--- Begin DATASET EXTRACT ---
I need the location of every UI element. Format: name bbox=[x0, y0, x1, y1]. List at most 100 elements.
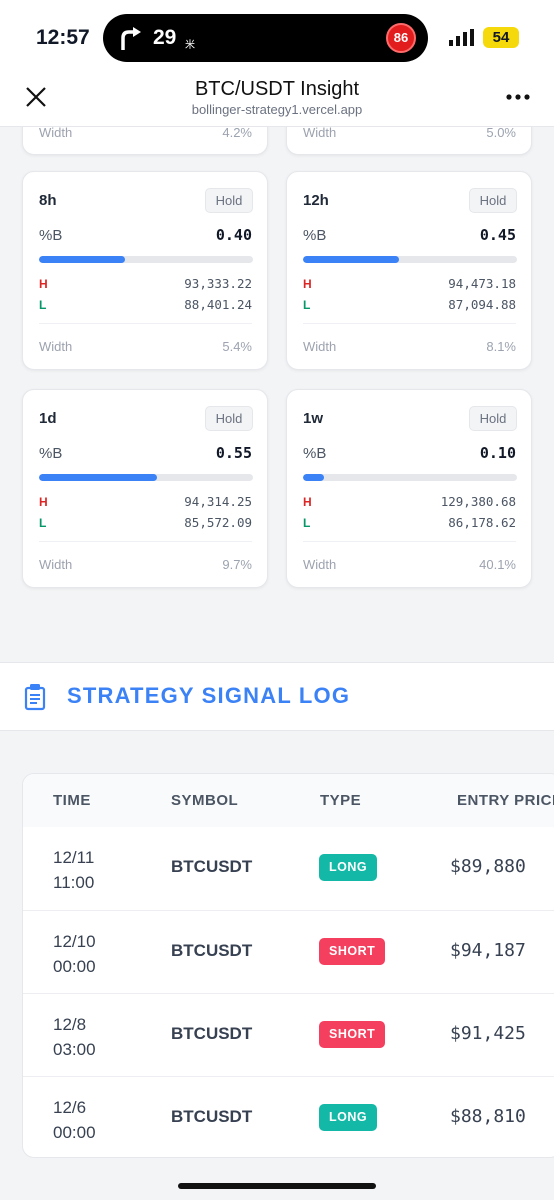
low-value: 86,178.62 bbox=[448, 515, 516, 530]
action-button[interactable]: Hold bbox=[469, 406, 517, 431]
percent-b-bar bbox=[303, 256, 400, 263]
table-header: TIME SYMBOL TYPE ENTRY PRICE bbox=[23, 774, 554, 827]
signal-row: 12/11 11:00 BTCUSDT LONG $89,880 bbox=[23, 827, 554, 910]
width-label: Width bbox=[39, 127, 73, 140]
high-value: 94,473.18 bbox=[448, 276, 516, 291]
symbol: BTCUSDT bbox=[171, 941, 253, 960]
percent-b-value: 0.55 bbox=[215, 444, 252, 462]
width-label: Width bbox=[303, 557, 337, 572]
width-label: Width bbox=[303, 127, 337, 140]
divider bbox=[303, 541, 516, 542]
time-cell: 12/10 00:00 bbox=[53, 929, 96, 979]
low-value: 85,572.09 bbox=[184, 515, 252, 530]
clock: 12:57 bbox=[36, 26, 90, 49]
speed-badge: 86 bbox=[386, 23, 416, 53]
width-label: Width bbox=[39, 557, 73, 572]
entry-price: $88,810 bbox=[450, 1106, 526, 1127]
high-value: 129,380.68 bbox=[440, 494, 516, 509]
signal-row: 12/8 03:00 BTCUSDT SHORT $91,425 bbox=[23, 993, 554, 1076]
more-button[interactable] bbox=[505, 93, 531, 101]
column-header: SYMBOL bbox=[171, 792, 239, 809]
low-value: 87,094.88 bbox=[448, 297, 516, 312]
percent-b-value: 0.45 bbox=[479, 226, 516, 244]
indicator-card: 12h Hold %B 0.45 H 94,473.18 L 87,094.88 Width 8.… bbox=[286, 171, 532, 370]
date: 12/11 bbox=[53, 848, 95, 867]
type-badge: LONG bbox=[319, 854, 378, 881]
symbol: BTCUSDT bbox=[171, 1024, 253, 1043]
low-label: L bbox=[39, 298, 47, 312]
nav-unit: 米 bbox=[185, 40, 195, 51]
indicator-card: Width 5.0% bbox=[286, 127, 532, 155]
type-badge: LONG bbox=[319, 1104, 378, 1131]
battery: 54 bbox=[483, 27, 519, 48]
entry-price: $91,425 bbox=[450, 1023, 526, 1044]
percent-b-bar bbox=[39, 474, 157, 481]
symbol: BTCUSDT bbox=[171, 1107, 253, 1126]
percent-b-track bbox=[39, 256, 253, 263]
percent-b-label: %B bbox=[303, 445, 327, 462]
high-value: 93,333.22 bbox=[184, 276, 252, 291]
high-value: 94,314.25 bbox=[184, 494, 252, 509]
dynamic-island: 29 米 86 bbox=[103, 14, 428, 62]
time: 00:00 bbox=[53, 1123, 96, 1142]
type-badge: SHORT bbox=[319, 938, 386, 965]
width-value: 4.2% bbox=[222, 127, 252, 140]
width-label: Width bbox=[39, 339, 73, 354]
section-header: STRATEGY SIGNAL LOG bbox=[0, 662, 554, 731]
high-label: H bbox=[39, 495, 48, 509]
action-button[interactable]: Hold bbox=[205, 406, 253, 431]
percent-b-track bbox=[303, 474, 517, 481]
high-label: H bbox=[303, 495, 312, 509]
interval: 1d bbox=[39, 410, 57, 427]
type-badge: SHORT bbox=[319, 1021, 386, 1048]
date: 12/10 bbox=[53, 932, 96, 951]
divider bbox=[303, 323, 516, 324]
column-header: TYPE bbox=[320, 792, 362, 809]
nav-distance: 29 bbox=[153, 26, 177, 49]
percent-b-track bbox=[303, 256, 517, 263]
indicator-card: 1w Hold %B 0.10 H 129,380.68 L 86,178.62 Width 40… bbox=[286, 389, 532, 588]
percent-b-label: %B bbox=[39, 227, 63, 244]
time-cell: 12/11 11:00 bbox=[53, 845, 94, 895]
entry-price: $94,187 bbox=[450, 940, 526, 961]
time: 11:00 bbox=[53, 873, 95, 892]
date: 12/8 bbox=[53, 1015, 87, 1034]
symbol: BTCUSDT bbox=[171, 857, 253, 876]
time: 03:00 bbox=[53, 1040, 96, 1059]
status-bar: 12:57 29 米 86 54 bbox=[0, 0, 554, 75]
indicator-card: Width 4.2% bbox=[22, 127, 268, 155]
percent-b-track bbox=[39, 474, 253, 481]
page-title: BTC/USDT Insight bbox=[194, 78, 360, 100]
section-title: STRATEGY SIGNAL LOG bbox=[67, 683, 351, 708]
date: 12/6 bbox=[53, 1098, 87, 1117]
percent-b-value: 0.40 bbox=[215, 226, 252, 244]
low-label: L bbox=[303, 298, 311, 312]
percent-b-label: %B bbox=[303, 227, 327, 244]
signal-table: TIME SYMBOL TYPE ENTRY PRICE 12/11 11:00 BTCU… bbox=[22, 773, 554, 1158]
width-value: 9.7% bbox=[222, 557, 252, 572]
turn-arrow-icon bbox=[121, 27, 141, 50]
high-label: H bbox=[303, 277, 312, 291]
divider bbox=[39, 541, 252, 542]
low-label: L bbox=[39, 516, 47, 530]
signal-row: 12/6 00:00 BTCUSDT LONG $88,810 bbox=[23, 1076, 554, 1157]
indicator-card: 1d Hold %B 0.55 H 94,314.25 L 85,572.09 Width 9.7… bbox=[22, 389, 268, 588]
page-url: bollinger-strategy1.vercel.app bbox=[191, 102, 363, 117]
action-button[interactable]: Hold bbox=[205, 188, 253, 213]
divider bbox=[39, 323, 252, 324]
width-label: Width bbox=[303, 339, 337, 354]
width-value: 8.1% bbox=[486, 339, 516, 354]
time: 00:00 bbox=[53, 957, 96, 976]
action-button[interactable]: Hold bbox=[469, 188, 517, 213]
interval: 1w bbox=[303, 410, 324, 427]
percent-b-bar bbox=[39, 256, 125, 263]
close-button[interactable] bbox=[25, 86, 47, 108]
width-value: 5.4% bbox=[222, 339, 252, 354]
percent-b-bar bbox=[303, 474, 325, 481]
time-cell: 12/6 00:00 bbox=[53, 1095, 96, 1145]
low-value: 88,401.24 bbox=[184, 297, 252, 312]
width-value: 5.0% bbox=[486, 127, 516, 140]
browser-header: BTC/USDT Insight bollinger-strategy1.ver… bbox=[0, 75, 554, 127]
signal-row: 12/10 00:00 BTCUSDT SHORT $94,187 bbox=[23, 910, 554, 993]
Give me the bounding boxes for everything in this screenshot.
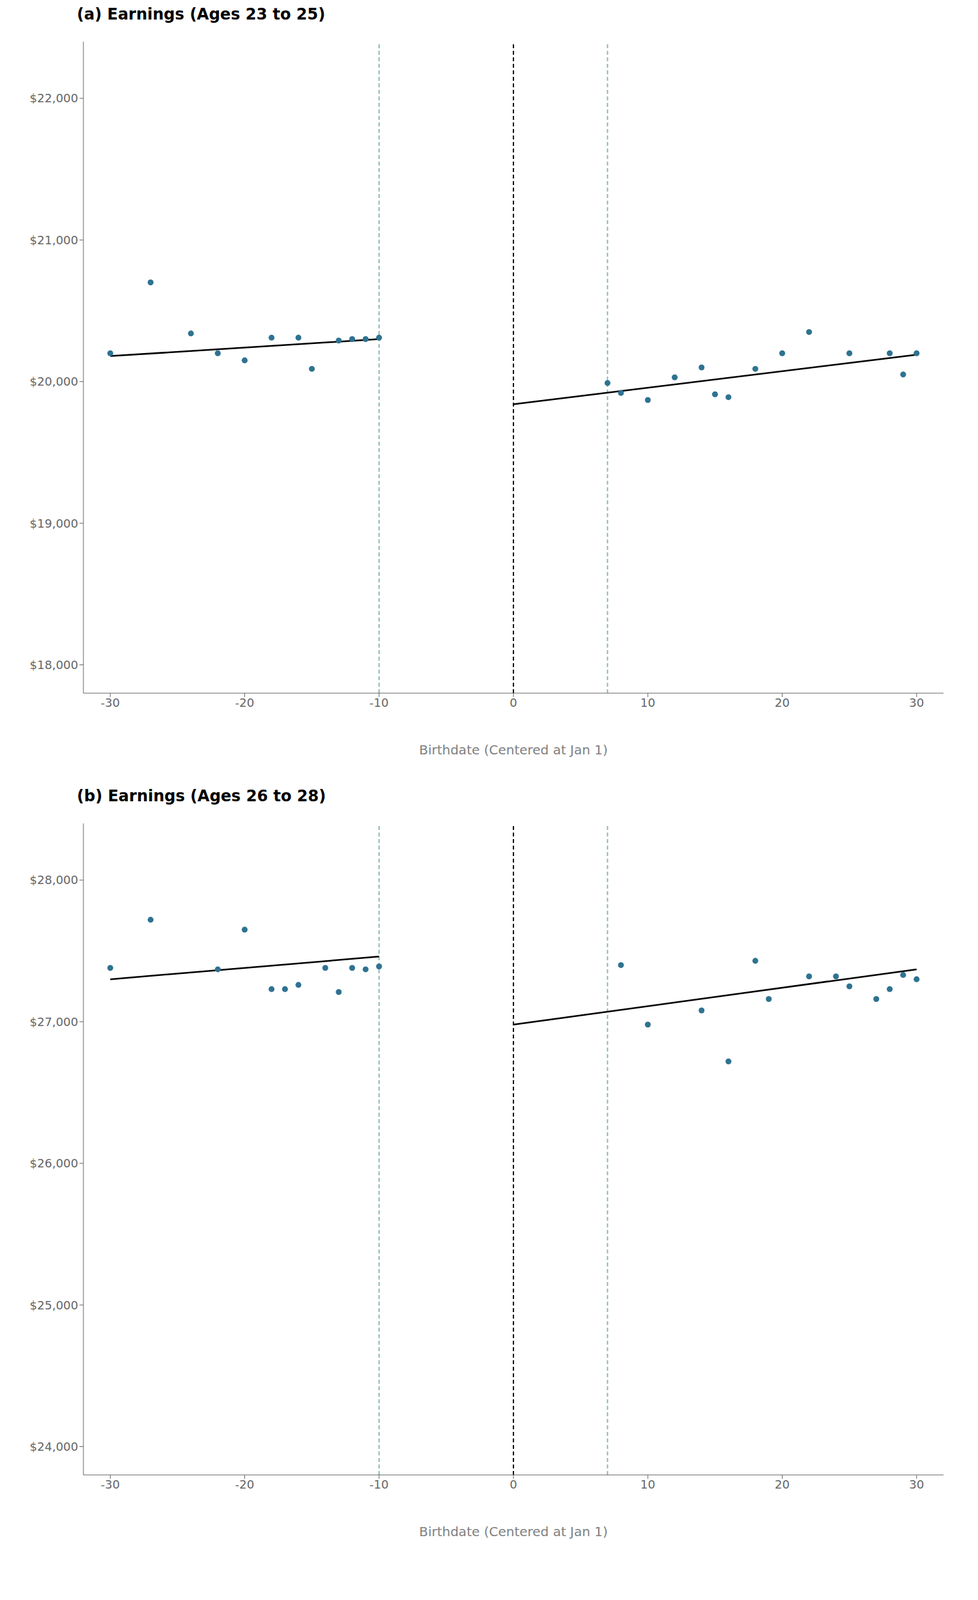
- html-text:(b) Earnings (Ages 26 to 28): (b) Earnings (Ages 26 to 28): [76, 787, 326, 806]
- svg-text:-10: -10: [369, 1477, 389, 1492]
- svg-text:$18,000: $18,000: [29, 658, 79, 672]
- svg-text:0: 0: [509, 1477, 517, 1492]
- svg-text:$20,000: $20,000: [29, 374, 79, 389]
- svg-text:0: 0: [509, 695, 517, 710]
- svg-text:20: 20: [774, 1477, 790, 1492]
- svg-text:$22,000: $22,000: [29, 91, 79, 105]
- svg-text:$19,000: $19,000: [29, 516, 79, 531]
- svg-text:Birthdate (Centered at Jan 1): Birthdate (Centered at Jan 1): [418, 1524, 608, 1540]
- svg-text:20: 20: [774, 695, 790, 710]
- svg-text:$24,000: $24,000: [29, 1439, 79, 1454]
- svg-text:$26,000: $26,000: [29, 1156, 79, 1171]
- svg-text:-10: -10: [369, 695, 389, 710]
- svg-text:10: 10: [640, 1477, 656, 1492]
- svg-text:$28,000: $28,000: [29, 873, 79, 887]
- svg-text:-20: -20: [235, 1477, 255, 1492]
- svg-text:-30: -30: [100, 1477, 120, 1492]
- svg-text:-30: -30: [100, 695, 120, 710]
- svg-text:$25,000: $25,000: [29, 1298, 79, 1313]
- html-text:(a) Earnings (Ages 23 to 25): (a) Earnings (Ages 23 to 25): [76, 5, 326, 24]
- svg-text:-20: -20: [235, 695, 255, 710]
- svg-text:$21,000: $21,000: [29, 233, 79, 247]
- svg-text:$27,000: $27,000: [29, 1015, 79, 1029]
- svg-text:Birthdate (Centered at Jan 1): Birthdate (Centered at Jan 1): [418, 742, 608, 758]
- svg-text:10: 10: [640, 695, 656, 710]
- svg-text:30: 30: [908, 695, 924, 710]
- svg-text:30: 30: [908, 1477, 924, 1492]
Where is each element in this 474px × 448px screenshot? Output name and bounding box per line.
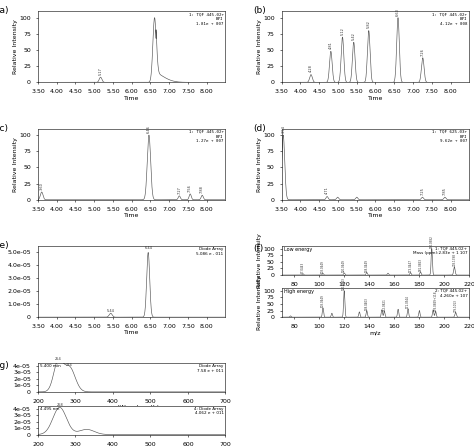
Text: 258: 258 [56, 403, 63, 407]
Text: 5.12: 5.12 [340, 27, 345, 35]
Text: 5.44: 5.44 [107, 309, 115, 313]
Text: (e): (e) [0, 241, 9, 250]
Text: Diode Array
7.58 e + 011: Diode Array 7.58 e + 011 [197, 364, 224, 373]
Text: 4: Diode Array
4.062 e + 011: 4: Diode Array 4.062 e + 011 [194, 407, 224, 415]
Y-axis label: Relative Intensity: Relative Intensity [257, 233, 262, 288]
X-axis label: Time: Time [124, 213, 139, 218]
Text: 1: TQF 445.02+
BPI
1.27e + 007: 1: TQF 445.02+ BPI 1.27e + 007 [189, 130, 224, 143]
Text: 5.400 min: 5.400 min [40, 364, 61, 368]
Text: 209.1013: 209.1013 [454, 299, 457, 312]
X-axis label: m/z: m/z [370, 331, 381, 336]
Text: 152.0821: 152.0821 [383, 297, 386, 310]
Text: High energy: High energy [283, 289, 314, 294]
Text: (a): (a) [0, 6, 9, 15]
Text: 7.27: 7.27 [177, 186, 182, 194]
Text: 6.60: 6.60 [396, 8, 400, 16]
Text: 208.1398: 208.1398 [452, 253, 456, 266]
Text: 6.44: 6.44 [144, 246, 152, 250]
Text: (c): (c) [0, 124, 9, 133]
--- End DATASET EXTRACT ---
▸ TASK BRIEF: Rewrite the lines starting at the one containing "- html-text:(b) Earnings" and ending at the one containing "- svg-text:20: 20: [774, 1477, 790, 1492]", replacing "Earnings" with "Wages" and leaving everything else unchanged.

▸ WRITTEN REPLY:
- html-text:(b) Wages (Ages 26 to 28): (b) Wages (Ages 26 to 28): [76, 787, 326, 806]
- svg-text:-10: -10: [369, 1477, 389, 1492]
- svg-text:$18,000: $18,000: [29, 658, 79, 672]
- svg-text:0: 0: [509, 1477, 517, 1492]
- svg-text:$20,000: $20,000: [29, 374, 79, 389]
- svg-text:0: 0: [509, 695, 517, 710]
- svg-text:20: 20: [774, 1477, 790, 1492]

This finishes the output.